-- WHAT IS EXPECTED --
Search the records that follow and extract every line containing the string "Enrolled".

-- RECORDED DATA --

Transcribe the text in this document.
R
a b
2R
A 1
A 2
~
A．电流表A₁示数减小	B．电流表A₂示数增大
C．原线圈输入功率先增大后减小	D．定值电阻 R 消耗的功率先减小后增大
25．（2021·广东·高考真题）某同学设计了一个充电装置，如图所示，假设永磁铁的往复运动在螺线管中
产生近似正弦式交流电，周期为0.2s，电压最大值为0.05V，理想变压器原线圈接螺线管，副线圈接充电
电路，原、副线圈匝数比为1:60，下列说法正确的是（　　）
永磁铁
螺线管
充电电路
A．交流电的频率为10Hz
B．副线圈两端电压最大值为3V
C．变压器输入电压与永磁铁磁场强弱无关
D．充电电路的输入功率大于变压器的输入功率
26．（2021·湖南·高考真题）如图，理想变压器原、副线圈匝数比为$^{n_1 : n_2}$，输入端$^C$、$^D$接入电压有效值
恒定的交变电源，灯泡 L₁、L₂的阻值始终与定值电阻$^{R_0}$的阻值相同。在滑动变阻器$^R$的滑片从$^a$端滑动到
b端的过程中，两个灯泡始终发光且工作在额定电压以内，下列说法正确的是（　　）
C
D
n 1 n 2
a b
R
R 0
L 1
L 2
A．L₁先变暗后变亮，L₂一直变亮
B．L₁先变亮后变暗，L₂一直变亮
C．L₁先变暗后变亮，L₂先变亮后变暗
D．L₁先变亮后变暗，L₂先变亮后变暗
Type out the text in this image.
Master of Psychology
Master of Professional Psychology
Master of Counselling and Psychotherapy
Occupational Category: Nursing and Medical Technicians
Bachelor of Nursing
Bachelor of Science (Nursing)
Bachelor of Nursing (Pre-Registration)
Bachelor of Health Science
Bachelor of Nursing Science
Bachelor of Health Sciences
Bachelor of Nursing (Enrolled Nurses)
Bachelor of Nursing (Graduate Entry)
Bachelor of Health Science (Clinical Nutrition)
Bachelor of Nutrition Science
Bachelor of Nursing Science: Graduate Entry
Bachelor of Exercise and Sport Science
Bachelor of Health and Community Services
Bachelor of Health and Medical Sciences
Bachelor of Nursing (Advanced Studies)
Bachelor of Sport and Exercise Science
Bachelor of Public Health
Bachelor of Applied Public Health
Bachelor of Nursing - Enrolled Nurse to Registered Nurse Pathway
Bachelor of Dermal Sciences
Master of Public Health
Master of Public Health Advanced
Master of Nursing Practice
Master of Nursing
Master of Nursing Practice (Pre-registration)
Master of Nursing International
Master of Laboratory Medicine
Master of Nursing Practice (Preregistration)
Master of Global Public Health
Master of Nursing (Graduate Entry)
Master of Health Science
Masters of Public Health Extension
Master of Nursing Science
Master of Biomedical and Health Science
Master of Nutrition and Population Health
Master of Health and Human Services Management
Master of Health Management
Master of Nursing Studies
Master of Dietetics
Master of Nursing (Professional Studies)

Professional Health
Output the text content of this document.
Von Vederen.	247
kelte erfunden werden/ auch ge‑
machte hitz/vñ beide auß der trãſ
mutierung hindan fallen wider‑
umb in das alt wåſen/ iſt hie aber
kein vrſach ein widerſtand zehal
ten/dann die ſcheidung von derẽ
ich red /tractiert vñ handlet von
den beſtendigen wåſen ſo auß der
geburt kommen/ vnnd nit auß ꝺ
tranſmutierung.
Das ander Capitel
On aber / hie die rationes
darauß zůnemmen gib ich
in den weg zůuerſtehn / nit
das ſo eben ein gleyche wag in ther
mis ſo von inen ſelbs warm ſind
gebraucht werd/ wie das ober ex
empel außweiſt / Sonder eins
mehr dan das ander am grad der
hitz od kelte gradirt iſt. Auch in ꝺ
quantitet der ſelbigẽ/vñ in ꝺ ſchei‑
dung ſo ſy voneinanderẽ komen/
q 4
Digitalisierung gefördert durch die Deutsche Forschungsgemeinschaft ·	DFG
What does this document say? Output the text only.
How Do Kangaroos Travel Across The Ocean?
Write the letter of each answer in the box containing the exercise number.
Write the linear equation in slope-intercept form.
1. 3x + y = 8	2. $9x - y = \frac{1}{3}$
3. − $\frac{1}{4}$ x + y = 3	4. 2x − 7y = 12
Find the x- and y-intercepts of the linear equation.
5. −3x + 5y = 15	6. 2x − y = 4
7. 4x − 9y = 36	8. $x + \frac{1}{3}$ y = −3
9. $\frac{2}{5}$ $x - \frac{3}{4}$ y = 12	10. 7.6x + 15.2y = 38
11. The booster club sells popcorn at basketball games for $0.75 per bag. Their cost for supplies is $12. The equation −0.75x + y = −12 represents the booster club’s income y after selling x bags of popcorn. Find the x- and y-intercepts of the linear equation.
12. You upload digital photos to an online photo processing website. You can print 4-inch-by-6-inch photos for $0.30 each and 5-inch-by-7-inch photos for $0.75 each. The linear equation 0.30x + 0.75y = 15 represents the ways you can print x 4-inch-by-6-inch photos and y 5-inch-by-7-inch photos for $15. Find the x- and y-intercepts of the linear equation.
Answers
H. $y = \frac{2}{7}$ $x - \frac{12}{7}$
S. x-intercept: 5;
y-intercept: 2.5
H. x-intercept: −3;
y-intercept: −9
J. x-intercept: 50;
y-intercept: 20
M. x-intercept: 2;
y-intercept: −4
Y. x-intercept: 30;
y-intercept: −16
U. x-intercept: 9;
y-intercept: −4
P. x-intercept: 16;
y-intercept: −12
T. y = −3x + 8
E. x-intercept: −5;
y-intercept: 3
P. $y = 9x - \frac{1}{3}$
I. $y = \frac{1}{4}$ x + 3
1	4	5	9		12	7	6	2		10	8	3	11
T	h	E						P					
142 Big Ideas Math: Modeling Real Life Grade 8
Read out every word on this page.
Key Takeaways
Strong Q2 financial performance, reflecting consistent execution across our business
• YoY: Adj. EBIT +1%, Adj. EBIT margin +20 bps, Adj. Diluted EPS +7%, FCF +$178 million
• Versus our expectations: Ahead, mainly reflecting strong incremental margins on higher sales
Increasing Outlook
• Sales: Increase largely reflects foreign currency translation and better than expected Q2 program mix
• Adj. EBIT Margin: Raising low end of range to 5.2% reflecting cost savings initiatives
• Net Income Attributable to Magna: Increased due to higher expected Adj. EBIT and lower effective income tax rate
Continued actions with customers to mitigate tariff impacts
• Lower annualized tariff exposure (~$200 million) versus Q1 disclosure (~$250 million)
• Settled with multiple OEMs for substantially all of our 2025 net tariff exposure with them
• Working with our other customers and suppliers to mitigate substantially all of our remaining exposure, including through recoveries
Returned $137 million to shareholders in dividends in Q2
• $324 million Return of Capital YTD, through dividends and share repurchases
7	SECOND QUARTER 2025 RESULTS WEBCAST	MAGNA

-- RESULT FOR THIS TASK --
Bachelor of Nursing (Enrolled Nurses)
Bachelor of Nursing - Enrolled Nurse to Registered Nurse Pathway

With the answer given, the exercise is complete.